DO THIS »
Search the material and gather each line with "TRABAJO" in it.

DATA FOR PROCESSING »
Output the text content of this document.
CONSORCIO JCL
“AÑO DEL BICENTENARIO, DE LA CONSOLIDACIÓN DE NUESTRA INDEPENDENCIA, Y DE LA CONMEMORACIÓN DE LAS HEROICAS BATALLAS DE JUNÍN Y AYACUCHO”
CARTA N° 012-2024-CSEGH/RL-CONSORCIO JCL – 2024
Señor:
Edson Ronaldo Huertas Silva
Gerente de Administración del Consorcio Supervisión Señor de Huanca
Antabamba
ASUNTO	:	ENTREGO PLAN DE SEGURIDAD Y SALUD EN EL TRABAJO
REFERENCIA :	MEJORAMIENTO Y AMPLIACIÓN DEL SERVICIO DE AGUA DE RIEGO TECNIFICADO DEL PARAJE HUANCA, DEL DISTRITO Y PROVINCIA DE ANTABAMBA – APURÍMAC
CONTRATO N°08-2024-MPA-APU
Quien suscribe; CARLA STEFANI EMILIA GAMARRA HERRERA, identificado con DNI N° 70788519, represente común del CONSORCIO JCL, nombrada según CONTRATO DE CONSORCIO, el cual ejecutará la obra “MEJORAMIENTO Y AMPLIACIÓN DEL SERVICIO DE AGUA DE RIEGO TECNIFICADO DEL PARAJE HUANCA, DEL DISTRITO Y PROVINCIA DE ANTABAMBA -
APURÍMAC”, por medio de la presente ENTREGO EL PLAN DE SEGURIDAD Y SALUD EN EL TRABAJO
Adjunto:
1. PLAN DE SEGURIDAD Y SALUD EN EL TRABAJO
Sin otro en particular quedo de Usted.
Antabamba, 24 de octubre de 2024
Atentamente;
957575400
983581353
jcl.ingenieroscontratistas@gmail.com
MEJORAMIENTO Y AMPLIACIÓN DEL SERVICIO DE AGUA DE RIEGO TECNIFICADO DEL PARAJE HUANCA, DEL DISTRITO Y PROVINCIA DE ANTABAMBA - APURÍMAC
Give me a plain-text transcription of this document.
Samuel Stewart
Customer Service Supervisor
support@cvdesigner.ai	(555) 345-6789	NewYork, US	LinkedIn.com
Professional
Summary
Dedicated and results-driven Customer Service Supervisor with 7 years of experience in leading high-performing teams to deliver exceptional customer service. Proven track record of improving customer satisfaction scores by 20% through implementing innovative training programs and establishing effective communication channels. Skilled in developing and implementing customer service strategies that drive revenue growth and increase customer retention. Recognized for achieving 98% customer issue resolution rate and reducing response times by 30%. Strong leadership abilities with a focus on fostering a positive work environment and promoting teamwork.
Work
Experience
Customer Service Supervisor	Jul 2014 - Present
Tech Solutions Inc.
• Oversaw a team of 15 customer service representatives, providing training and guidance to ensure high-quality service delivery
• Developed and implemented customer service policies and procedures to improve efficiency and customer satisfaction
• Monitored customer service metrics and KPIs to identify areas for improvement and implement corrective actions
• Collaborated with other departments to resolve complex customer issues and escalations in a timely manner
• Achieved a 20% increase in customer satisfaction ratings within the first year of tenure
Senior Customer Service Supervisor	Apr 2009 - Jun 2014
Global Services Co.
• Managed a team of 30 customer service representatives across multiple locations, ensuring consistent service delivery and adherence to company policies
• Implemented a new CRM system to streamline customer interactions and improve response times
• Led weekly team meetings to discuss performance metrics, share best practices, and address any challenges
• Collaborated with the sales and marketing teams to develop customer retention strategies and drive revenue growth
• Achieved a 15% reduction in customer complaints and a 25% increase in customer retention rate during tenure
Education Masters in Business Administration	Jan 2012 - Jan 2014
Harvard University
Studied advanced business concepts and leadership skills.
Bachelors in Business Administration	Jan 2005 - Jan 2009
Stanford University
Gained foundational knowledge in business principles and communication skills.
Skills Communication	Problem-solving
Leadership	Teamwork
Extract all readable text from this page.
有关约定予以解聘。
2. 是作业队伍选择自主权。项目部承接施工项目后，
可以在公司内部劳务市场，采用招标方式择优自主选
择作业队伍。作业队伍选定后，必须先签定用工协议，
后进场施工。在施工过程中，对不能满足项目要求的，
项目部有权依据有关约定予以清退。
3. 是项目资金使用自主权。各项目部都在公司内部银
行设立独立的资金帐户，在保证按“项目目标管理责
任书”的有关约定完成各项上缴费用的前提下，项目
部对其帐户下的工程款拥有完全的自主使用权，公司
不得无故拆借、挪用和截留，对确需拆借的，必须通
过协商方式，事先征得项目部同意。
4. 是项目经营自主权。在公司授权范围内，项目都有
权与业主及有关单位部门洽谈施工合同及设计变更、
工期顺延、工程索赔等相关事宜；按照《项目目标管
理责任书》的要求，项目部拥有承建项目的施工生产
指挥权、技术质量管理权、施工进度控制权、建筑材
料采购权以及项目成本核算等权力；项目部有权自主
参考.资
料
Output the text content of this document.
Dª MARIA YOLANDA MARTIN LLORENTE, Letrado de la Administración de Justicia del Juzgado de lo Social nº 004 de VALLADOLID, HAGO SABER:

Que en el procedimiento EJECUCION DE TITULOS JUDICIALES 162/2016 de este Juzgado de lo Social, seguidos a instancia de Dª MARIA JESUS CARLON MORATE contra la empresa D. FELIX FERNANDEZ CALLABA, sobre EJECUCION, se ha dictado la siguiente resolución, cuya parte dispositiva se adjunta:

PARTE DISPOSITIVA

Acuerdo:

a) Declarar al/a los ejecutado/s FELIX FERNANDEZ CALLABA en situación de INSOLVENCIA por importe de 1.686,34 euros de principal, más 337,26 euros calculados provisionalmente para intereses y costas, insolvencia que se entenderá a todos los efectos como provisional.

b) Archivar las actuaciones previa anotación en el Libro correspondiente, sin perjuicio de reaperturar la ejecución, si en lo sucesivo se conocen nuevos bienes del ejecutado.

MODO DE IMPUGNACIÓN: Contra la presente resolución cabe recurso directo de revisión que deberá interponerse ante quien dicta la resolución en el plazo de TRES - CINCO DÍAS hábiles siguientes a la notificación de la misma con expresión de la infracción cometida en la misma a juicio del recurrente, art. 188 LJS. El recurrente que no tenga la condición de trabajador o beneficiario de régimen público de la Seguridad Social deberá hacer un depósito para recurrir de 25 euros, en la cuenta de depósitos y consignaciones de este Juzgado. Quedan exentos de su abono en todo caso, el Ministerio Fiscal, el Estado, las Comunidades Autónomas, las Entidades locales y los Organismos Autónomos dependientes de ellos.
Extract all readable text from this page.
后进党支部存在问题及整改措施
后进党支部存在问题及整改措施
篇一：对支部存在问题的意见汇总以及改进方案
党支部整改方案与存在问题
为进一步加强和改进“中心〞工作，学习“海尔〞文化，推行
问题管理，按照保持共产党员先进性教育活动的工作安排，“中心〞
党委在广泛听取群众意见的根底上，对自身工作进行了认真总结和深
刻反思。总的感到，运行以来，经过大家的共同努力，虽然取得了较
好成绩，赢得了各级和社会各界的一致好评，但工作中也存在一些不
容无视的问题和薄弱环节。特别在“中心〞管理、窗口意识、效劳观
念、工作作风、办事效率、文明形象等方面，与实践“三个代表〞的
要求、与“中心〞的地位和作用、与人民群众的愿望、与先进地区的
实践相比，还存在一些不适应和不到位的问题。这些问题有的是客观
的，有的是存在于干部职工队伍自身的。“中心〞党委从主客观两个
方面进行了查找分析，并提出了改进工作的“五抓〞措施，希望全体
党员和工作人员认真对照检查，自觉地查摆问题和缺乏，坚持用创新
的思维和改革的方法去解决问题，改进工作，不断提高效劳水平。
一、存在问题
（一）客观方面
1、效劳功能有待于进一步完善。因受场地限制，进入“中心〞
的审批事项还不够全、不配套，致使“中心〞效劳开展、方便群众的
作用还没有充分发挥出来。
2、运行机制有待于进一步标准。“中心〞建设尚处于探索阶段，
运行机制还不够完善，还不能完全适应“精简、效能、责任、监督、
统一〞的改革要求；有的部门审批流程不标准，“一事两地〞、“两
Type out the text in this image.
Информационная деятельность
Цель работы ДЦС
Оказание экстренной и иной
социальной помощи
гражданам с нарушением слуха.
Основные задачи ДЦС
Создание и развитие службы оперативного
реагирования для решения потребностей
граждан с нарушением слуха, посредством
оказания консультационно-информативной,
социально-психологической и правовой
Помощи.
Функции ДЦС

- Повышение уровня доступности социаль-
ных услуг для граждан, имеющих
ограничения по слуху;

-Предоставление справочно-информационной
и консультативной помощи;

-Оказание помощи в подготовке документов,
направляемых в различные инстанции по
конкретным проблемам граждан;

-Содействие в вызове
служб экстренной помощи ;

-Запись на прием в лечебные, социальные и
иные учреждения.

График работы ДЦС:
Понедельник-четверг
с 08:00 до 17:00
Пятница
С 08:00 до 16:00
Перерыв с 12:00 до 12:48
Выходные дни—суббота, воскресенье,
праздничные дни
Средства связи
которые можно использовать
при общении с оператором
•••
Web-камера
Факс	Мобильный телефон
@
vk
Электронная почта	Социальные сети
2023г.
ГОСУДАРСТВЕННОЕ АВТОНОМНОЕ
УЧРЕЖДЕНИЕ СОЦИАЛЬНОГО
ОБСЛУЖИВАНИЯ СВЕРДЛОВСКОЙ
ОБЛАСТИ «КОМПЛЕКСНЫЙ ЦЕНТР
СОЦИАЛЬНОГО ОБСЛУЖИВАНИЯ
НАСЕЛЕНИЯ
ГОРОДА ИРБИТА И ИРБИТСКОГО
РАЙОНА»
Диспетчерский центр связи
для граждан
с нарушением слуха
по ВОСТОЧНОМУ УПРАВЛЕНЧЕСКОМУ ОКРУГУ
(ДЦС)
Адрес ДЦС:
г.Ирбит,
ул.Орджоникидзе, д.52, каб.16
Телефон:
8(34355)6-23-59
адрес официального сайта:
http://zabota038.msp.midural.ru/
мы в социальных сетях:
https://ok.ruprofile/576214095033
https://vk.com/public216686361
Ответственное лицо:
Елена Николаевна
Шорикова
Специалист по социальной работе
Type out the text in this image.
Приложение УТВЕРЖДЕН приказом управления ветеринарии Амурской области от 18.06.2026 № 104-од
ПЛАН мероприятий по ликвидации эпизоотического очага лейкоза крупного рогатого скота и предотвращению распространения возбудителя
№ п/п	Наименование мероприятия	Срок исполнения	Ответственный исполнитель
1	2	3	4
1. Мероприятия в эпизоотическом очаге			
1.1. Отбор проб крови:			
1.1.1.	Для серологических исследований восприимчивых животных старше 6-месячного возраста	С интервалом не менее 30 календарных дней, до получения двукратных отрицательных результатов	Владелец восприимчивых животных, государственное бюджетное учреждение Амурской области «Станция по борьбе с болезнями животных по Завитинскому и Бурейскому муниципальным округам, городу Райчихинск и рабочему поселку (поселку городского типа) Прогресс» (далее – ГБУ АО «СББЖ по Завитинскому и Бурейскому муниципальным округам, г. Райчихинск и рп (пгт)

ANSWER TO THIS EXERCISE »
ASUNTO	:	ENTREGO PLAN DE SEGURIDAD Y SALUD EN EL TRABAJO
APURÍMAC”, por medio de la presente ENTREGO EL PLAN DE SEGURIDAD Y SALUD EN EL TRABAJO
1. PLAN DE SEGURIDAD Y SALUD EN EL TRABAJO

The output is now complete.